Copy out the entire forum post below, about a static wireless interface also getting a DHCP address, word for word.

++++ Selected text ++++

# Static wireless interface also getting dhcp ip

## haven

Hi All,

For some reason on one of my machines dhcpcd is being launched on system start and is giving a wireless interface (wlan1) a dynamic ip alongside the static one that I have configured. I'd like to find out why this is happening and prevent it from doing so. Any help/advice on why this is happening would be appreciated.

The relevant section from /etc/conf.d/net:

```
# Wireless client mode:

config_wlan1=( "192.168.100.2 netmask 255.255.255.0 broadcast 192.168.100.255" )

iwconfig_wlan1="mode managed"

scan_mode_wlan1="Ad-Hoc"

wpa_supplicant_wlan1="-Dwext"

modules_wlan1=( "wpa_supplicant" )

wpa_timeout_wlan1=60

associate_order_wlan1="forcepreferredonly"

prefered_aps_wlan1=( "<home>" )

```

A quick grep in /etc/init.d shows thats its most likely being pulled up by wpa_supplicant but I'm guessing here:

```
nostromo init.d # grep dhcpcd *

dhcpcd:command=/sbin/dhcpcd

dhcpcd:pidfile=/var/run/dhcpcd.pid

wpa_supplicant: before dns dhcpcd net

```

dhcpcd is not enabled in rc-update.

++++ Data for review ++++

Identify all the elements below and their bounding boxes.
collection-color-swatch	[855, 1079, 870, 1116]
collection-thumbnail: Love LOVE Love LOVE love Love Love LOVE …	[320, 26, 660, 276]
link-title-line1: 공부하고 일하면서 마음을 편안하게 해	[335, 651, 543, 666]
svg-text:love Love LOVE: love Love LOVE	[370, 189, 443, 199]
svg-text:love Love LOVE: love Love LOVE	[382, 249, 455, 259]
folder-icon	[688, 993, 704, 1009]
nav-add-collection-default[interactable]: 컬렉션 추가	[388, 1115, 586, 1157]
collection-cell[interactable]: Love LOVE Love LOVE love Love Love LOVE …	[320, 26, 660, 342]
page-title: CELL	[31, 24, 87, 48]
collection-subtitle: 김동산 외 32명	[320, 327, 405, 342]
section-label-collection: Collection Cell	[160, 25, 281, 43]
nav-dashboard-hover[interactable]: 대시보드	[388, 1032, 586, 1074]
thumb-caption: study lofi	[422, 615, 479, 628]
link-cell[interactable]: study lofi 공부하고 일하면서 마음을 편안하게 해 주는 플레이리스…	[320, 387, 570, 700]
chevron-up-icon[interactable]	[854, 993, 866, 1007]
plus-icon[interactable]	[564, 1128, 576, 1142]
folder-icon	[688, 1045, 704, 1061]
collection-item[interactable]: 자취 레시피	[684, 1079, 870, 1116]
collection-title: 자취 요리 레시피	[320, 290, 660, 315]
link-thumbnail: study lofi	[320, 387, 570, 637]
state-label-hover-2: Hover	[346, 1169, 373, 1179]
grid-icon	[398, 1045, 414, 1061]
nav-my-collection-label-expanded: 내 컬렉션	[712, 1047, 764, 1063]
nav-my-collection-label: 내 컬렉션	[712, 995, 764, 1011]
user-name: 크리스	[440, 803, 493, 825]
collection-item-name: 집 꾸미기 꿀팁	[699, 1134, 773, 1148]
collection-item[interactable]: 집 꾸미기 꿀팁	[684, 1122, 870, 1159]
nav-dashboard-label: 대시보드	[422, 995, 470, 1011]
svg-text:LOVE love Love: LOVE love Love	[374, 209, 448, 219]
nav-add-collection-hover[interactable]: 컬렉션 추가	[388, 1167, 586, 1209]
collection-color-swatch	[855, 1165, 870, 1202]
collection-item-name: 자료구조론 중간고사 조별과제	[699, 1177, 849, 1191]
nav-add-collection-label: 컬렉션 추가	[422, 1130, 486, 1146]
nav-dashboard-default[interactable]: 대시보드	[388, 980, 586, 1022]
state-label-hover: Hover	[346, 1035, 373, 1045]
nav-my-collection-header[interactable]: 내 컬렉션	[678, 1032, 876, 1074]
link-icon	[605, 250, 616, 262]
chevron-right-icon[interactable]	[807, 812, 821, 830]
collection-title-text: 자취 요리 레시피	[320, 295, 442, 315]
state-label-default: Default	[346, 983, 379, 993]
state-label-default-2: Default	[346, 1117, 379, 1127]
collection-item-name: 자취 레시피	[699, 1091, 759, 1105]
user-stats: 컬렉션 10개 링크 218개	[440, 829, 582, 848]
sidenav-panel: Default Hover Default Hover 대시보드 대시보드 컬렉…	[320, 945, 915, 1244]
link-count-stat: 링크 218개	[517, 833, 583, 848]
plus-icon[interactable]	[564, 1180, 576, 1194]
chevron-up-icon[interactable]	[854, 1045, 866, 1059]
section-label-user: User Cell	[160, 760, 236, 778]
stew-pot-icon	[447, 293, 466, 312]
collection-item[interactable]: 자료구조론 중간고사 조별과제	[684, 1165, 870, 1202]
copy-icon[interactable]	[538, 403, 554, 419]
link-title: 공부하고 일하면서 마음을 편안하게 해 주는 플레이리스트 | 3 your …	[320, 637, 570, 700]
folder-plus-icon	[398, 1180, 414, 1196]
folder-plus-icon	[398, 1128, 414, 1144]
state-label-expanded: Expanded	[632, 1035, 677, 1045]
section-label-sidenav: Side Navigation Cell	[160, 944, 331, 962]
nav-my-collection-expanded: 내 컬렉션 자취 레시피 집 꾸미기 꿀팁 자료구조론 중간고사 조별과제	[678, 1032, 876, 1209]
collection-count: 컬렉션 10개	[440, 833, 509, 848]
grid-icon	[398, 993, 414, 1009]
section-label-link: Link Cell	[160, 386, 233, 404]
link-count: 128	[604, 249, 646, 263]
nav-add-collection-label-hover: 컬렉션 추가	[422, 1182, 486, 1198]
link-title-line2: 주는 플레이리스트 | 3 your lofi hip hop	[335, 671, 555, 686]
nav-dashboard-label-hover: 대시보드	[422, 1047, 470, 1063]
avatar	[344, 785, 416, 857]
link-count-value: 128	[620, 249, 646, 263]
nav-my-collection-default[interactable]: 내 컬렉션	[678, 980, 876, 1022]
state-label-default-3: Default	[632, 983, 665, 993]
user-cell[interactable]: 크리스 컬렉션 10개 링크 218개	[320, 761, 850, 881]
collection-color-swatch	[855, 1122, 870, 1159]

++++

Solution to this exercise
# Static wireless interface also getting dhcp ip

## haven

Hi All,

For some reason on one of my machines dhcpcd is being launched on system start and is giving a wireless interface (wlan1) a dynamic ip alongside the static one that I have configured. I'd like to find out why this is happening and prevent it from doing so. Any help/advice on why this is happening would be appreciated.

The relevant section from /etc/conf.d/net:

```
# Wireless client mode:

config_wlan1=( "192.168.100.2 netmask 255.255.255.0 broadcast 192.168.100.255" )

iwconfig_wlan1="mode managed"

scan_mode_wlan1="Ad-Hoc"

wpa_supplicant_wlan1="-Dwext"

modules_wlan1=( "wpa_supplicant" )

wpa_timeout_wlan1=60

associate_order_wlan1="forcepreferredonly"

prefered_aps_wlan1=( "<home>" )

```

A quick grep in /etc/init.d shows thats its most likely being pulled up by wpa_supplicant but I'm guessing here:

```
nostromo init.d # grep dhcpcd *

dhcpcd:command=/sbin/dhcpcd

dhcpcd:pidfile=/var/run/dhcpcd.pid

wpa_supplicant: before dns dhcpcd net

```

dhcpcd is not enabled in rc-update.